Print the listing below exactly.

[A run of records]
= = = =

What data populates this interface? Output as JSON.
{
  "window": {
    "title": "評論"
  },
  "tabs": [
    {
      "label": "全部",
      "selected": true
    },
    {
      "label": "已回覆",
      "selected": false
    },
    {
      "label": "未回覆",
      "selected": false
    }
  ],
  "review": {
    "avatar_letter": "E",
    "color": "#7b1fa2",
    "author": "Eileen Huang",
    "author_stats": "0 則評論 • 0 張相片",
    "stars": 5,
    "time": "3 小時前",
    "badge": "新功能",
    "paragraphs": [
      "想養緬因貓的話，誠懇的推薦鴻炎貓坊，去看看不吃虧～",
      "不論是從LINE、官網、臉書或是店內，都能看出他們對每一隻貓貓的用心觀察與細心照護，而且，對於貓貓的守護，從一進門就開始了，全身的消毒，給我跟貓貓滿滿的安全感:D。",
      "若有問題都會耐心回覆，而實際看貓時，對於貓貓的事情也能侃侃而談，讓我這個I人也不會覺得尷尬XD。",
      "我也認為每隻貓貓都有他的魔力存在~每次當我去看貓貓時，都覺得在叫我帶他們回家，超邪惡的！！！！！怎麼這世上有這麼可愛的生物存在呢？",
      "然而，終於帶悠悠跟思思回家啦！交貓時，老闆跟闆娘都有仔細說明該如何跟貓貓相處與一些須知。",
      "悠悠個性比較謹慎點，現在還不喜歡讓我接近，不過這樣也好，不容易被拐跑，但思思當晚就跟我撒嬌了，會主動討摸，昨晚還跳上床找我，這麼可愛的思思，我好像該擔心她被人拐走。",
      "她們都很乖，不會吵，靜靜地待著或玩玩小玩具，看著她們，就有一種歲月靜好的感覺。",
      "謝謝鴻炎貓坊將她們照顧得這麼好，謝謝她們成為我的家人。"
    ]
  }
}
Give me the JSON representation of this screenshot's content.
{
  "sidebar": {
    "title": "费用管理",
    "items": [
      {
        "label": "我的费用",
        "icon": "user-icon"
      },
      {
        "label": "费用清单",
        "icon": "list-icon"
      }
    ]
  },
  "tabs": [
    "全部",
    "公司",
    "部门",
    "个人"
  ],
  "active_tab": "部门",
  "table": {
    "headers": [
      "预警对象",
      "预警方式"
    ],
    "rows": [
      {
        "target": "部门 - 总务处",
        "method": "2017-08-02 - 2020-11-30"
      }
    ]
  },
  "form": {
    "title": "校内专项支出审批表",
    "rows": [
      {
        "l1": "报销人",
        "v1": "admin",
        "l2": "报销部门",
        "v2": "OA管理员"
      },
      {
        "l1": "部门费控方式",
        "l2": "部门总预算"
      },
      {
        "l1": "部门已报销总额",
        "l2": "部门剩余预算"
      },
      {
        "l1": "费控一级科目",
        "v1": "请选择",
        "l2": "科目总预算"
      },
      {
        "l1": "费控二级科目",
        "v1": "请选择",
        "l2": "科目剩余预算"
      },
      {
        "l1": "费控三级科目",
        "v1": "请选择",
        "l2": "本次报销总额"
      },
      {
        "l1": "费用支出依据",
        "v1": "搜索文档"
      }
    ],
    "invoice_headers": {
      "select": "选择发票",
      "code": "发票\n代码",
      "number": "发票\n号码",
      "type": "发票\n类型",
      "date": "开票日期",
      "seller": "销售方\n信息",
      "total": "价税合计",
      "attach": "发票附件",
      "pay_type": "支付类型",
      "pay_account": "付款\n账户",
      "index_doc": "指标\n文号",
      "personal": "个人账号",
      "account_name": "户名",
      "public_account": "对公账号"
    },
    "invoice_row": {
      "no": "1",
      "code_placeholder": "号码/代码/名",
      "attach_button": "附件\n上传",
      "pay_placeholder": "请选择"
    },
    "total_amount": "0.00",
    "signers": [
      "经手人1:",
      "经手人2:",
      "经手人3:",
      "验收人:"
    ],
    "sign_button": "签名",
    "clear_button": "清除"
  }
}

= = = =

Response to the task:
What data populates this interface? Output as JSON.
{
  "window": {
    "title": "評論"
  },
  "tabs": [
    {
      "label": "全部",
      "selected": true
    },
    {
      "label": "已回覆",
      "selected": false
    },
    {
      "label": "未回覆",
      "selected": false
    }
  ],
  "review": {
    "avatar_letter": "E",
    "color": "#7b1fa2",
    "author": "Eileen Huang",
    "author_stats": "0 則評論 • 0 張相片",
    "stars": 5,
    "time": "3 小時前",
    "badge": "新功能",
    "paragraphs": [
      "想養緬因貓的話，誠懇的推薦鴻炎貓坊，去看看不吃虧～",
      "不論是從LINE、官網、臉書或是店內，都能看出他們對每一隻貓貓的用心觀察與細心照護，而且，對於貓貓的守護，從一進門就開始了，全身的消毒，給我跟貓貓滿滿的安全感:D。",
      "若有問題都會耐心回覆，而實際看貓時，對於貓貓的事情也能侃侃而談，讓我這個I人也不會覺得尷尬XD。",
      "我也認為每隻貓貓都有他的魔力存在~每次當我去看貓貓時，都覺得在叫我帶他們回家，超邪惡的！！！！！怎麼這世上有這麼可愛的生物存在呢？",
      "然而，終於帶悠悠跟思思回家啦！交貓時，老闆跟闆娘都有仔細說明該如何跟貓貓相處與一些須知。",
      "悠悠個性比較謹慎點，現在還不喜歡讓我接近，不過這樣也好，不容易被拐跑，但思思當晚就跟我撒嬌了，會主動討摸，昨晚還跳上床找我，這麼可愛的思思，我好像該擔心她被人拐走。",
      "她們都很乖，不會吵，靜靜地待著或玩玩小玩具，看著她們，就有一種歲月靜好的感覺。",
      "謝謝鴻炎貓坊將她們照顧得這麼好，謝謝她們成為我的家人。"
    ]
  }
}
Give me the JSON representation of this screenshot's content.
{
  "sidebar": {
    "title": "费用管理",
    "items": [
      {
        "label": "我的费用",
        "icon": "user-icon"
      },
      {
        "label": "费用清单",
        "icon": "list-icon"
      }
    ]
  },
  "tabs": [
    "全部",
    "公司",
    "部门",
    "个人"
  ],
  "active_tab": "部门",
  "table": {
    "headers": [
      "预警对象",
      "预警方式"
    ],
    "rows": [
      {
        "target": "部门 - 总务处",
        "method": "2017-08-02 - 2020-11-30"
      }
    ]
  },
  "form": {
    "title": "校内专项支出审批表",
    "rows": [
      {
        "l1": "报销人",
        "v1": "admin",
        "l2": "报销部门",
        "v2": "OA管理员"
      },
      {
        "l1": "部门费控方式",
        "l2": "部门总预算"
      },
      {
        "l1": "部门已报销总额",
        "l2": "部门剩余预算"
      },
      {
        "l1": "费控一级科目",
        "v1": "请选择",
        "l2": "科目总预算"
      },
      {
        "l1": "费控二级科目",
        "v1": "请选择",
        "l2": "科目剩余预算"
      },
      {
        "l1": "费控三级科目",
        "v1": "请选择",
        "l2": "本次报销总额"
      },
      {
        "l1": "费用支出依据",
        "v1": "搜索文档"
      }
    ],
    "invoice_headers": {
      "select": "选择发票",
      "code": "发票\n代码",
      "number": "发票\n号码",
      "type": "发票\n类型",
      "date": "开票日期",
      "seller": "销售方\n信息",
      "total": "价税合计",
      "attach": "发票附件",
      "pay_type": "支付类型",
      "pay_account": "付款\n账户",
      "index_doc": "指标\n文号",
      "personal": "个人账号",
      "account_name": "户名",
      "public_account": "对公账号"
    },
    "invoice_row": {
      "no": "1",
      "code_placeholder": "号码/代码/名",
      "attach_button": "附件\n上传",
      "pay_placeholder": "请选择"
    },
    "total_amount": "0.00",
    "signers": [
      "经手人1:",
      "经手人2:",
      "经手人3:",
      "验收人:"
    ],
    "sign_button": "签名",
    "clear_button": "清除"
  }
}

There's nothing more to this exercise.